**The request**
In the material below, find each line holding the string "охраны" and copy it.

— Start of Exercise data —

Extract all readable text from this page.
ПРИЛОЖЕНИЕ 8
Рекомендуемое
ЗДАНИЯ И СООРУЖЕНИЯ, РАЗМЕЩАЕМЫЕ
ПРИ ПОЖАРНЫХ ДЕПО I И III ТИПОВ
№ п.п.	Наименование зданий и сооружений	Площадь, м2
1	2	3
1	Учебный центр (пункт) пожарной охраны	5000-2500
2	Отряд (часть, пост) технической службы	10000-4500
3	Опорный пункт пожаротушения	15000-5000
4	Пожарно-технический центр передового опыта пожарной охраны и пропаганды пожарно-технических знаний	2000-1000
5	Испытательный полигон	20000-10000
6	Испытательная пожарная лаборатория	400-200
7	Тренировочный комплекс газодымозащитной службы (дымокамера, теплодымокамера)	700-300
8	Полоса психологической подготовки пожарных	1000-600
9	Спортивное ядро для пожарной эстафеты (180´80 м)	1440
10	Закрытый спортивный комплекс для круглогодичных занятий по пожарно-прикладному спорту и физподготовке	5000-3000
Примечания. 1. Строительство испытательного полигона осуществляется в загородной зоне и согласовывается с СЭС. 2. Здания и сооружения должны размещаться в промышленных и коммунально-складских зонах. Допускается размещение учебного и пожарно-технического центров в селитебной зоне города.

— End of Exercise data —

**Answer to the problem**
1	Учебный центр (пункт) пожарной охраны	5000-2500
4	Пожарно-технический центр передового опыта пожарной охраны и пропаганды пожарно-технических знаний	2000-1000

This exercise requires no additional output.